Given records:
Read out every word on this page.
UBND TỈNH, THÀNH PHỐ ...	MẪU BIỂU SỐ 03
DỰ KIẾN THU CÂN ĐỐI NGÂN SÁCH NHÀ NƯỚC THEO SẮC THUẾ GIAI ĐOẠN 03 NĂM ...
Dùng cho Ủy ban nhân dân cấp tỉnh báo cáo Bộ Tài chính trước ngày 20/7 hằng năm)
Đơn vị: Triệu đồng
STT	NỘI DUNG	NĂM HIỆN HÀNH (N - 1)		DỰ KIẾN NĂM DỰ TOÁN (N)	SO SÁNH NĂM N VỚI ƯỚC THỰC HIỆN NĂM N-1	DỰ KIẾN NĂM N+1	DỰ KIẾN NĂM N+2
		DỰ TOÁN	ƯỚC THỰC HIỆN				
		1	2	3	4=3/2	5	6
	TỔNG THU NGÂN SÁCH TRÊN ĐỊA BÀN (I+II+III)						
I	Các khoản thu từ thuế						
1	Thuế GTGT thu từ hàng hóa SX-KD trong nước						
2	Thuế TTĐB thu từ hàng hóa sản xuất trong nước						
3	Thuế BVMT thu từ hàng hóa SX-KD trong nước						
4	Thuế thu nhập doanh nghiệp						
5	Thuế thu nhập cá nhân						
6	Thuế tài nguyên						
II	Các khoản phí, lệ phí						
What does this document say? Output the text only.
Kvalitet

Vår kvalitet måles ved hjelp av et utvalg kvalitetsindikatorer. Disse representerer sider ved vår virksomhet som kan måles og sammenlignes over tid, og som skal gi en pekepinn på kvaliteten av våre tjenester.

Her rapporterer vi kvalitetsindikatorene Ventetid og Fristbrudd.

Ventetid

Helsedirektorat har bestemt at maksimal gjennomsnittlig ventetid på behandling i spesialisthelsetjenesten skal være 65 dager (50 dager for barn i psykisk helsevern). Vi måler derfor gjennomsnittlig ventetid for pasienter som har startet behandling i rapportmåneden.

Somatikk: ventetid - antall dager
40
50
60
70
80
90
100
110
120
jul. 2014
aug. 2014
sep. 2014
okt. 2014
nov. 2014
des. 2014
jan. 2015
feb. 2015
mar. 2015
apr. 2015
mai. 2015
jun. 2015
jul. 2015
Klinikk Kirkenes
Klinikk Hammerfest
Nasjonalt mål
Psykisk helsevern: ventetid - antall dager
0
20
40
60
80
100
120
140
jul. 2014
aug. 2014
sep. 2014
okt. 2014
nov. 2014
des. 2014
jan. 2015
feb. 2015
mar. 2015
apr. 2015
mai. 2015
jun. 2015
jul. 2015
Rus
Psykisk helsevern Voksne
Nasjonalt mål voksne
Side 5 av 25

...

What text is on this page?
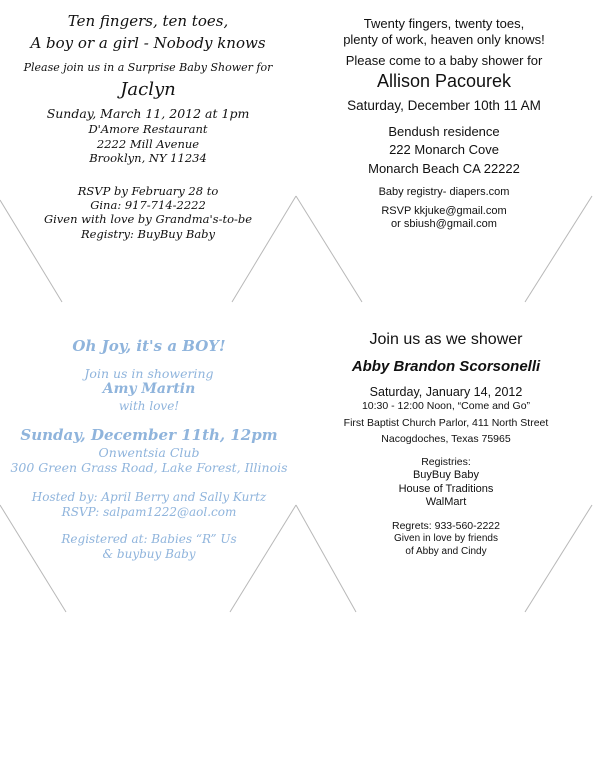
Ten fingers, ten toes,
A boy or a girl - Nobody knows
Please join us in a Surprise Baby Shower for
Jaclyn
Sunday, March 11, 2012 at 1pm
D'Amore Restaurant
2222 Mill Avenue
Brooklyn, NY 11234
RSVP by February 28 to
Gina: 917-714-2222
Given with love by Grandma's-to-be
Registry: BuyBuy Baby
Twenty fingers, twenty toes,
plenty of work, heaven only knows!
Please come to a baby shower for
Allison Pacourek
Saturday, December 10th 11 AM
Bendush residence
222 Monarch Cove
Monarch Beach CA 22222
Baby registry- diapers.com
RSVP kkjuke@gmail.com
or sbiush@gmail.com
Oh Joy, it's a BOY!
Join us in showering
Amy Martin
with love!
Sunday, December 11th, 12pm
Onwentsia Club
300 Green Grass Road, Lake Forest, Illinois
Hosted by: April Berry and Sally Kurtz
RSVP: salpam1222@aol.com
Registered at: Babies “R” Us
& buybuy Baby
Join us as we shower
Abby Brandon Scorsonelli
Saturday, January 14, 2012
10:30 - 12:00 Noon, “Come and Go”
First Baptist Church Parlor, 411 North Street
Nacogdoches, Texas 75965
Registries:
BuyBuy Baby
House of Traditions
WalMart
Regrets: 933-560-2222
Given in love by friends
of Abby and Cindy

* * *

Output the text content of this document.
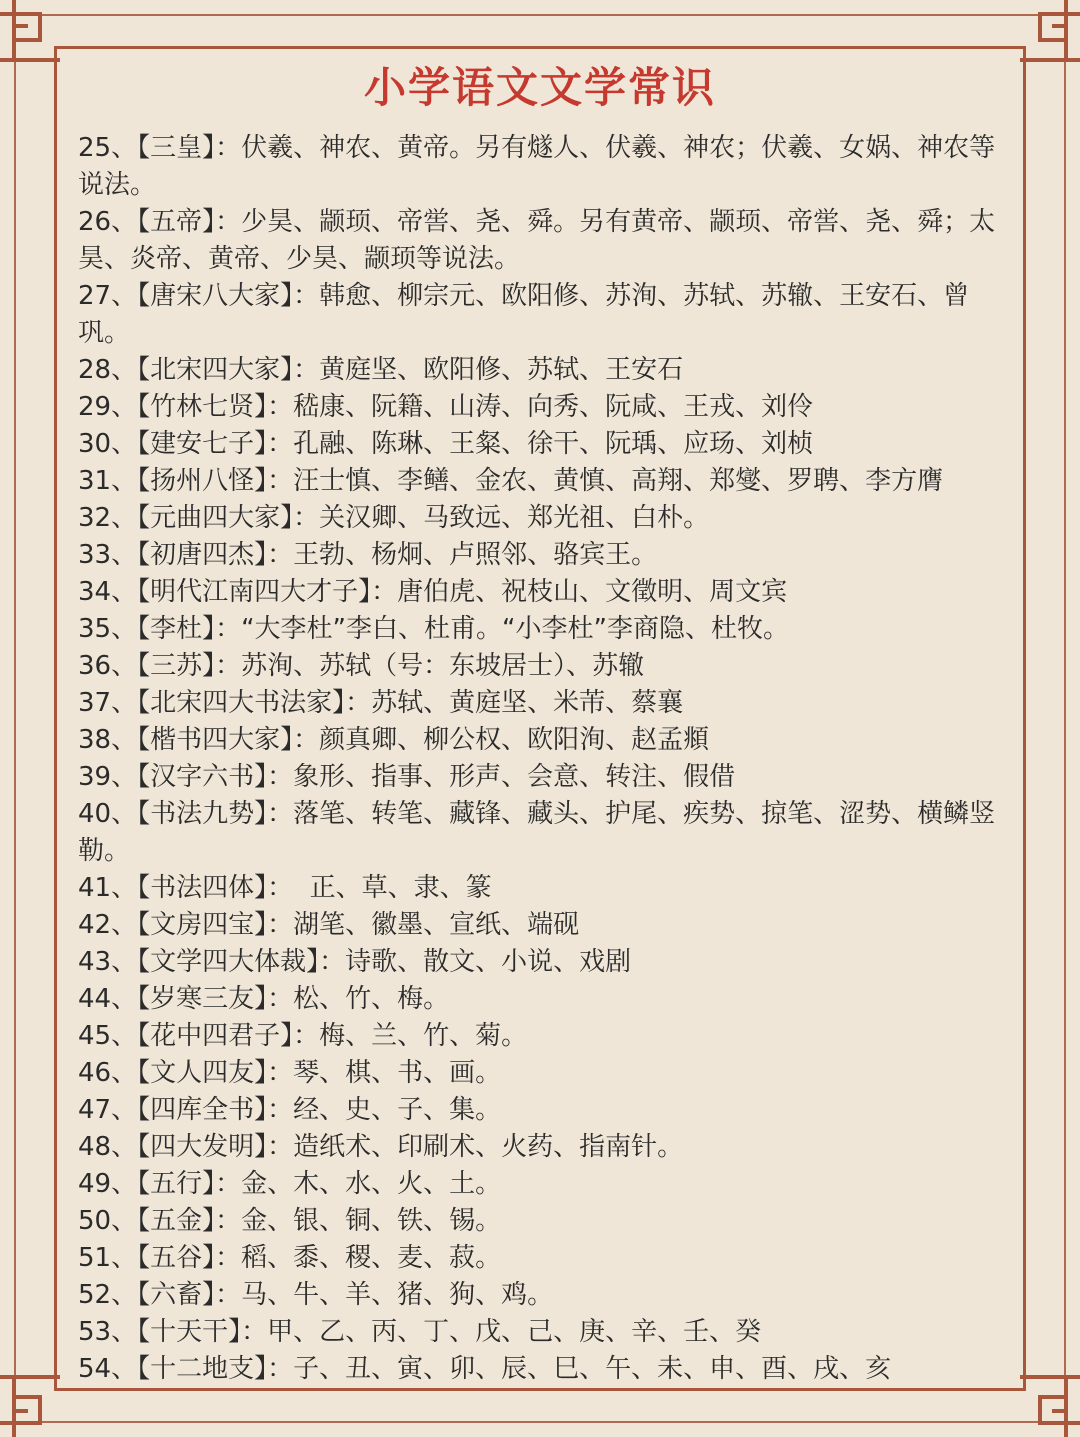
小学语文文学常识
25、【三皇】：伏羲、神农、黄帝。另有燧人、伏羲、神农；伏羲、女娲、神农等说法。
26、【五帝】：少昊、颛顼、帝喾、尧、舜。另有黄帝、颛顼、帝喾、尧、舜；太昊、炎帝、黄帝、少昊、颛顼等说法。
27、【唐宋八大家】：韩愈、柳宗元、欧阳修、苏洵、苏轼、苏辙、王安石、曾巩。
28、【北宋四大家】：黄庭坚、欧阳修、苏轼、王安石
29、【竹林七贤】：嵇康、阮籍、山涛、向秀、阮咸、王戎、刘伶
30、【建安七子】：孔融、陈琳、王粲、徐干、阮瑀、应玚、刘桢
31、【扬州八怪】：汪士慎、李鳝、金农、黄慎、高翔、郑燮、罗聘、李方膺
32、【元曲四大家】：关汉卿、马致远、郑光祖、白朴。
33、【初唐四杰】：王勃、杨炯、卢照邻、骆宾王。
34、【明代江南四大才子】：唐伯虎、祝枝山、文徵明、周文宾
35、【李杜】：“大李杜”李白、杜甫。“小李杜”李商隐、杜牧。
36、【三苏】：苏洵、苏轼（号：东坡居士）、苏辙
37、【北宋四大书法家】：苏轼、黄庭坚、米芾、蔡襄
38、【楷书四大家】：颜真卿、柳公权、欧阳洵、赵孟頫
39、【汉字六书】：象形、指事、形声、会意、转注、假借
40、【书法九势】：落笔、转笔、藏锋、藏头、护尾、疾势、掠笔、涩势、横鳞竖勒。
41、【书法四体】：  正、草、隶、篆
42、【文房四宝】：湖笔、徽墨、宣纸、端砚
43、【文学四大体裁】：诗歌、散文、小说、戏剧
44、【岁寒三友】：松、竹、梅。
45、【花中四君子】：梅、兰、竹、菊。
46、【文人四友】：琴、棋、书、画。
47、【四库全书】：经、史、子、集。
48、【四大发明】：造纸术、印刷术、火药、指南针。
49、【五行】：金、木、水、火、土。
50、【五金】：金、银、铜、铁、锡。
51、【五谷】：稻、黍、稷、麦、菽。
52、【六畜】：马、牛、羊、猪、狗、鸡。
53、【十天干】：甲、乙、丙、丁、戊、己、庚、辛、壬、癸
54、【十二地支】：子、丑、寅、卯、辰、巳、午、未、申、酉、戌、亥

Exercise instructions: Look through the listing and extract every line with "KIẾN" in it.

Problem solution:
DỰ KIẾN THU CÂN ĐỐI NGÂN SÁCH NHÀ NƯỚC THEO SẮC THUẾ GIAI ĐOẠN 03 NĂM ...
STT	NỘI DUNG	NĂM HIỆN HÀNH (N - 1)		DỰ KIẾN NĂM DỰ TOÁN (N)	SO SÁNH NĂM N VỚI ƯỚC THỰC HIỆN NĂM N-1	DỰ KIẾN NĂM N+1	DỰ KIẾN NĂM N+2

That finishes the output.